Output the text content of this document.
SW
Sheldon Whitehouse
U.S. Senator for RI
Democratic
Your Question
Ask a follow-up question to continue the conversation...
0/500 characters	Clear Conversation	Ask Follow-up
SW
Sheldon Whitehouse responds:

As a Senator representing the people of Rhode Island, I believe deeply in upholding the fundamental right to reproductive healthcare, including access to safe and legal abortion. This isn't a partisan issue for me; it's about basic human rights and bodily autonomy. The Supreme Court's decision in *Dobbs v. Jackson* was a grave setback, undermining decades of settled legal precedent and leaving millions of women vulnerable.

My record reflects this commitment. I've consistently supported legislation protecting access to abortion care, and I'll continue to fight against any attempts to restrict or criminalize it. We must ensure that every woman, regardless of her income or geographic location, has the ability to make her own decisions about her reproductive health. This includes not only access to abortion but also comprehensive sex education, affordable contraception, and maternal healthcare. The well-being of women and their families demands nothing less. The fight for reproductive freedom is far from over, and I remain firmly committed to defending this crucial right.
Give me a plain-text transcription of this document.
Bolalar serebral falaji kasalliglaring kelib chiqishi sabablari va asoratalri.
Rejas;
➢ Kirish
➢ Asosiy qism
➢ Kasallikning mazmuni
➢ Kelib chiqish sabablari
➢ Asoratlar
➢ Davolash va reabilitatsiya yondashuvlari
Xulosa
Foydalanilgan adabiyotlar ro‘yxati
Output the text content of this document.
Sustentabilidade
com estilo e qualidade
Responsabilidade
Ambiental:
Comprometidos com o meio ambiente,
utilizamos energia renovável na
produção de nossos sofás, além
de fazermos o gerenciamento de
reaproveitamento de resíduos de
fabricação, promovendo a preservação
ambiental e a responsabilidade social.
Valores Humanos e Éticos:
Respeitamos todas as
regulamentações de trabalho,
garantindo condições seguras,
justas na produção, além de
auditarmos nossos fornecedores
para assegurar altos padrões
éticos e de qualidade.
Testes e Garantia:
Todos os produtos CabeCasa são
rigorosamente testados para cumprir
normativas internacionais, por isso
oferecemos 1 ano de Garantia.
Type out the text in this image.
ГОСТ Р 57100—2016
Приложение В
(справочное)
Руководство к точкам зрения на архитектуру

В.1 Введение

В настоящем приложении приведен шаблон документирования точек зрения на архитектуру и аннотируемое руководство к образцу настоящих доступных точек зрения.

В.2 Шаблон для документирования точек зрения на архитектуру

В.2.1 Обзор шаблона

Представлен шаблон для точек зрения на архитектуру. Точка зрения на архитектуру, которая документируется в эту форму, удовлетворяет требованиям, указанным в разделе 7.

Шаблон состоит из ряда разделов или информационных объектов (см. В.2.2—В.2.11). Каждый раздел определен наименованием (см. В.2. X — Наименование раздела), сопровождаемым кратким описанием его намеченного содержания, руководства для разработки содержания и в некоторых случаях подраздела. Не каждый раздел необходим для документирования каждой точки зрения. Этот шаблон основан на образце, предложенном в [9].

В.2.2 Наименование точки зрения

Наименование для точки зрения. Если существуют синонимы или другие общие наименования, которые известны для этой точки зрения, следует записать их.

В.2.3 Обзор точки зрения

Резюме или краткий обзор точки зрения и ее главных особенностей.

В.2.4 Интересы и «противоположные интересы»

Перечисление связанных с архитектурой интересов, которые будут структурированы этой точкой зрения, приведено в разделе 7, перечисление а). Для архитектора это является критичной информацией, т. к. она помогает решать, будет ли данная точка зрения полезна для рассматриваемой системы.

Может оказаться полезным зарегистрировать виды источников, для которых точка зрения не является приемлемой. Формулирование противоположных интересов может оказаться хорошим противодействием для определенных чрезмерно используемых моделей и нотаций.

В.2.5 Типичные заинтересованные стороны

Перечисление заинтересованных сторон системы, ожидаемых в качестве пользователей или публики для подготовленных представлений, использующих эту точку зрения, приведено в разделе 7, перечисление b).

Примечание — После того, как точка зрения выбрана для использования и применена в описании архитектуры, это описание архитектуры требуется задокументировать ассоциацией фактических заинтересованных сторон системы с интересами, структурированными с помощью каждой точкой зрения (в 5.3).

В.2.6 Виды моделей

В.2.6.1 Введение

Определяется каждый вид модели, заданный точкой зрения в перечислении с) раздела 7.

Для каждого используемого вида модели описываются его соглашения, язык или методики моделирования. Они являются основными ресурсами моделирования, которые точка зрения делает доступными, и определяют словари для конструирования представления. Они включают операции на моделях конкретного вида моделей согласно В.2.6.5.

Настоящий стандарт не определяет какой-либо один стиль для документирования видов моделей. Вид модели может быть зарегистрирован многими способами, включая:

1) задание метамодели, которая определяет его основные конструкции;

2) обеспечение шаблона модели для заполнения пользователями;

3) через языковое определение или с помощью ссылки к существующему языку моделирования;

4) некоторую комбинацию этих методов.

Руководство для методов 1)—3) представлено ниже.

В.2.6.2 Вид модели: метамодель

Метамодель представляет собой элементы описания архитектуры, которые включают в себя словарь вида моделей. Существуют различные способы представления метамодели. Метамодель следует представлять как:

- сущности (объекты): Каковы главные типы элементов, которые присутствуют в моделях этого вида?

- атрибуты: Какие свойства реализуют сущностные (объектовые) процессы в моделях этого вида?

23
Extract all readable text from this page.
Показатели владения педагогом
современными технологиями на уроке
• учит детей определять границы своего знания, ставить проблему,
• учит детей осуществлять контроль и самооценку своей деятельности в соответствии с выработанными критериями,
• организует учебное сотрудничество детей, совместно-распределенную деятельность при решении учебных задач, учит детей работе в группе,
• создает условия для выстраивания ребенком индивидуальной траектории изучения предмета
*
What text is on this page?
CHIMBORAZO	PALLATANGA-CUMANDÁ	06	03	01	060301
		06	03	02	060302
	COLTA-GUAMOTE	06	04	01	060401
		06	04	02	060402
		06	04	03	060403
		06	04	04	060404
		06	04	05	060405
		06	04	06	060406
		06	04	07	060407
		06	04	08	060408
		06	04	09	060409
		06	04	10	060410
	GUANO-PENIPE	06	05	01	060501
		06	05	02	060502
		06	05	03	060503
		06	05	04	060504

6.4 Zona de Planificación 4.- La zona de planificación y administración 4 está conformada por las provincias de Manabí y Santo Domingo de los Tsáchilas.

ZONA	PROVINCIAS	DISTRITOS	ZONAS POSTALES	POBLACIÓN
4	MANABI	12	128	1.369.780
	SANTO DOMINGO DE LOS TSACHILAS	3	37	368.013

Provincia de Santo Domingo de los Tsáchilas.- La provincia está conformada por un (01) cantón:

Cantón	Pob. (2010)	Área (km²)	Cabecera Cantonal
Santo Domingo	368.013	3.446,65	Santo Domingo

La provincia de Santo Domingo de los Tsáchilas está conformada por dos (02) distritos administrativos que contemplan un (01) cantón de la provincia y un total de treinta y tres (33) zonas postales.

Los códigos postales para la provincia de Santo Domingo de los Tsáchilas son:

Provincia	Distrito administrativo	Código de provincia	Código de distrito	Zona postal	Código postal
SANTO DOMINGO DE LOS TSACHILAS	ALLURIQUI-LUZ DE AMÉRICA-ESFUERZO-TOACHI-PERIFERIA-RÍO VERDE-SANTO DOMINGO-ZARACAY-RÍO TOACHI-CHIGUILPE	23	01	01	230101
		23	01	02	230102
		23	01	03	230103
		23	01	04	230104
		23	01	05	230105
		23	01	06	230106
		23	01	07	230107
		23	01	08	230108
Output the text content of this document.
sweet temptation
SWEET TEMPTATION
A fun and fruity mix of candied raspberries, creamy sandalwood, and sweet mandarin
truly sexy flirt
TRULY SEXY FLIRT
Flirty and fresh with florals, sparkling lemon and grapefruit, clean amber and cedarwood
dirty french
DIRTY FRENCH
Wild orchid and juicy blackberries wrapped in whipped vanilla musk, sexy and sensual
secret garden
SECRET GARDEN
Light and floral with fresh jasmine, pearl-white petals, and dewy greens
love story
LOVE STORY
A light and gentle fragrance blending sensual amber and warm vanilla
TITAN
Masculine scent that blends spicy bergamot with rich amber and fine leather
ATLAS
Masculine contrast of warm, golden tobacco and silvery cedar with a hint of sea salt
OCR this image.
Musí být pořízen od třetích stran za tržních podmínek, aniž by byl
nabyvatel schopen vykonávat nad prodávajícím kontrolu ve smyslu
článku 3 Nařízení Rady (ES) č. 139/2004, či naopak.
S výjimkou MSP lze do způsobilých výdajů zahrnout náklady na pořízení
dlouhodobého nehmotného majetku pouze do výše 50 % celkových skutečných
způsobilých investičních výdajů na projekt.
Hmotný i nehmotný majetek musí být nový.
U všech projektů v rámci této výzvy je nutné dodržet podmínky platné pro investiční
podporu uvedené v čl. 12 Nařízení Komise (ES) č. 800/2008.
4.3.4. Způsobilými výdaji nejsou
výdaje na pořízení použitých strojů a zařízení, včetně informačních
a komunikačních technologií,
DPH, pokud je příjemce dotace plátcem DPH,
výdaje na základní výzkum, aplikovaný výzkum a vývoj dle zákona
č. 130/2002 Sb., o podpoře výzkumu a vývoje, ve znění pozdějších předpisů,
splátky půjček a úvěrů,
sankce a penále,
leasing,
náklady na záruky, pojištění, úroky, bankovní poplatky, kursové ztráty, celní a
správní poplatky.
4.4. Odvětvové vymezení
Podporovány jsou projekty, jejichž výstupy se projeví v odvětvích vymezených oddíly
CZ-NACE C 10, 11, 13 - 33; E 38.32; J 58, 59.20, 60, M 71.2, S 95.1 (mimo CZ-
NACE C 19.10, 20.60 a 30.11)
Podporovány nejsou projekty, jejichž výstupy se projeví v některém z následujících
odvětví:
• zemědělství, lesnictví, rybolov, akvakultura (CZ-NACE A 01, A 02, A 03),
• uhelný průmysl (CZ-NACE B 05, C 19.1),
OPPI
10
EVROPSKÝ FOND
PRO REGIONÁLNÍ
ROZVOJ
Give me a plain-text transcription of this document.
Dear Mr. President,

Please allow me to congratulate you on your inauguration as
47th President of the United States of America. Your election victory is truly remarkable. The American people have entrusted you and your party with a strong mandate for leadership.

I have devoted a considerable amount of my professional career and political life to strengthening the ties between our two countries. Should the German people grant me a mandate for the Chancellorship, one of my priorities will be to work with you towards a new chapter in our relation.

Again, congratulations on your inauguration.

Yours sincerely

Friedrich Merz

==========

• **What this task involves**:
Tell how many lines of the data include the word "image", and nothing else.

• **Answer to the exercise**:
2